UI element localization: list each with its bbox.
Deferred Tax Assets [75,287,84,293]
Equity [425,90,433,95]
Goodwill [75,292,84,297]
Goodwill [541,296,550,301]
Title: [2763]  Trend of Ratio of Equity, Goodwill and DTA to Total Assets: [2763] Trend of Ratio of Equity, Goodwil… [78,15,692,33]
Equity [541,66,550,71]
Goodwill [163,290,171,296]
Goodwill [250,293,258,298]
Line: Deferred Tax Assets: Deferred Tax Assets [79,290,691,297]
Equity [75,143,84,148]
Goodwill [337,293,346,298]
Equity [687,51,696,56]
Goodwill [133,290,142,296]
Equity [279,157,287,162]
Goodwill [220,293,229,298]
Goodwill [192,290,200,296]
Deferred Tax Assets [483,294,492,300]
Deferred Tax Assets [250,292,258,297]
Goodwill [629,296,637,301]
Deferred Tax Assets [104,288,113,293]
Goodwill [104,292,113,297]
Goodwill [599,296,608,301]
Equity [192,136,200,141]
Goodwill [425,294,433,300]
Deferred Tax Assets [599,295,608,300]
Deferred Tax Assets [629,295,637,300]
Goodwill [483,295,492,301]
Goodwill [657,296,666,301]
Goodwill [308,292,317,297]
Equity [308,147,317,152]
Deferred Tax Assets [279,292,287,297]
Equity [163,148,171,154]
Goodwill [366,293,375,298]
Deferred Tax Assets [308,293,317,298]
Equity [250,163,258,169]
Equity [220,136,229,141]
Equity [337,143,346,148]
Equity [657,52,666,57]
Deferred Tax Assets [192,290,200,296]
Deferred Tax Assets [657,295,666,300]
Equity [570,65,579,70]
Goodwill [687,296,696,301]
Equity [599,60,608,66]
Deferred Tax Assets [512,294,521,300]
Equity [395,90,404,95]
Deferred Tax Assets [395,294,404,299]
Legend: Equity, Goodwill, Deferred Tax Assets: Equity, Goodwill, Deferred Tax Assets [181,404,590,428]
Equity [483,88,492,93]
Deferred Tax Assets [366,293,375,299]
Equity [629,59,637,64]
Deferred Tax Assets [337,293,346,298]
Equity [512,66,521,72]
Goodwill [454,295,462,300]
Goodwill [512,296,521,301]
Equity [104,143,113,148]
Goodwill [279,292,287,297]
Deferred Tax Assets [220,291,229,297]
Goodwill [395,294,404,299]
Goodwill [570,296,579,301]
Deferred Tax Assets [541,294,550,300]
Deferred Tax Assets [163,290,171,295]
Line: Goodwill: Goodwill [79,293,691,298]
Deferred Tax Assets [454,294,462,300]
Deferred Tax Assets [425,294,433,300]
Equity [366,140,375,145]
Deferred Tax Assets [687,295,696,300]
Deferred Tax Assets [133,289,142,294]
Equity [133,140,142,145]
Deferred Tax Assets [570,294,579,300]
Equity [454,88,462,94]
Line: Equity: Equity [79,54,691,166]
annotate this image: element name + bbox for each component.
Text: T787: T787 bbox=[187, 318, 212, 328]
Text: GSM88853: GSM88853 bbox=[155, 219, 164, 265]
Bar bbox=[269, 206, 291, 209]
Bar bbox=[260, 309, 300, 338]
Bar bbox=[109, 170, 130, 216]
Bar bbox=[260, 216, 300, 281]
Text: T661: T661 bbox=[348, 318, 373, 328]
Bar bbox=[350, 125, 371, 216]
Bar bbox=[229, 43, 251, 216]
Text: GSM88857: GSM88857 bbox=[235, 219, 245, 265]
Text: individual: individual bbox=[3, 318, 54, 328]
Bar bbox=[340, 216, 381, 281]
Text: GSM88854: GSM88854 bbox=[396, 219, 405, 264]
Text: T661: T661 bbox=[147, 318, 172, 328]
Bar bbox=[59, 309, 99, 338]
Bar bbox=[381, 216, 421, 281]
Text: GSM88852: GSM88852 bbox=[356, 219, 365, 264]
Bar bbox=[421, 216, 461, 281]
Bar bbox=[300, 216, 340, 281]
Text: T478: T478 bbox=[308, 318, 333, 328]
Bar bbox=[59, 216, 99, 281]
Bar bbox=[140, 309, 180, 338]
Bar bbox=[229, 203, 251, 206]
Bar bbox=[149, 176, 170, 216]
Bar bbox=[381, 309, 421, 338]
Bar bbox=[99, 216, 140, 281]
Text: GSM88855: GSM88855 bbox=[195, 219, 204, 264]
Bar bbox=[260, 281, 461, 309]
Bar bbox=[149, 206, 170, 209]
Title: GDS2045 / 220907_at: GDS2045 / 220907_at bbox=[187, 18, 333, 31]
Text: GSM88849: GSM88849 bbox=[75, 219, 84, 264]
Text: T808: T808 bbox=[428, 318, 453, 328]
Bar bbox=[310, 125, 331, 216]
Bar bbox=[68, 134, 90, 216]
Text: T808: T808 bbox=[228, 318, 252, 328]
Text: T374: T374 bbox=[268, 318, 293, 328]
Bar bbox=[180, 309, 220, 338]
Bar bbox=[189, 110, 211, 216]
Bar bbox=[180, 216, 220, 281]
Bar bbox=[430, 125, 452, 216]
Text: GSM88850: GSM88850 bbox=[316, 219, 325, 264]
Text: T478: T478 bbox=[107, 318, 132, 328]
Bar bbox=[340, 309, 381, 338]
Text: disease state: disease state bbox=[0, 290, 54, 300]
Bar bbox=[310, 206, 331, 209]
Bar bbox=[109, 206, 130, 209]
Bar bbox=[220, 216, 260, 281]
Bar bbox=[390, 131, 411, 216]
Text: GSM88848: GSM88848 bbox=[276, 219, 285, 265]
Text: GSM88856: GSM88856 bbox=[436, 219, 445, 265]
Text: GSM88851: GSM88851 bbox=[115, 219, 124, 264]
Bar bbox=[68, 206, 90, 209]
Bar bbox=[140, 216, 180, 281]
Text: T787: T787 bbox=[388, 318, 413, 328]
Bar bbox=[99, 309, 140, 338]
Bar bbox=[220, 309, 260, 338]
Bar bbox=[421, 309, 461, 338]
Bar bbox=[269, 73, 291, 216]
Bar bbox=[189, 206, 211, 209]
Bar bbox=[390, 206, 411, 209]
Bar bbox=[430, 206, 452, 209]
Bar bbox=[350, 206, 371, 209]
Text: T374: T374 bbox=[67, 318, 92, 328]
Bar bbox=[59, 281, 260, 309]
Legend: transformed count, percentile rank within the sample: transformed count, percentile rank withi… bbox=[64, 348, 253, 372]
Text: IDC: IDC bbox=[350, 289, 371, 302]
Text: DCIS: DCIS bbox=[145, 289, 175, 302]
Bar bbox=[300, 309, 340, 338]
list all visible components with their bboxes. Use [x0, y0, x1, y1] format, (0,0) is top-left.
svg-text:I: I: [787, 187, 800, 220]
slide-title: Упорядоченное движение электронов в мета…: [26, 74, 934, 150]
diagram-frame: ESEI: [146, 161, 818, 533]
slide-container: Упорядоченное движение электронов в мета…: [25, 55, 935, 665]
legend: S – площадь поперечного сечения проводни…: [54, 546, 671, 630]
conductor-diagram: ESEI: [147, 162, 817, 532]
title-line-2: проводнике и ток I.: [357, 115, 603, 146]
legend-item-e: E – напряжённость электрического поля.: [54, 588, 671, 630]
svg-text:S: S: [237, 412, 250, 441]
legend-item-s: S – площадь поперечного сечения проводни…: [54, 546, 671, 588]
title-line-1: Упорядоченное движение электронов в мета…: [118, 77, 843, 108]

########################################

### [GIVEN REQUEST]
Reproduce the rows above verbatim, starting with the first row and ending with the row that contains "Goodwill [250,293,258,298]". Include both of those rows.

### [COMPLETED TASK]
UI element localization: list each with its bbox.
Deferred Tax Assets [75,287,84,293]
Equity [425,90,433,95]
Goodwill [75,292,84,297]
Goodwill [541,296,550,301]
Title: [2763]  Trend of Ratio of Equity, Goodwill and DTA to Total Assets: [2763] Trend of Ratio of Equity, Goodwil… [78,15,692,33]
Equity [541,66,550,71]
Goodwill [163,290,171,296]
Goodwill [250,293,258,298]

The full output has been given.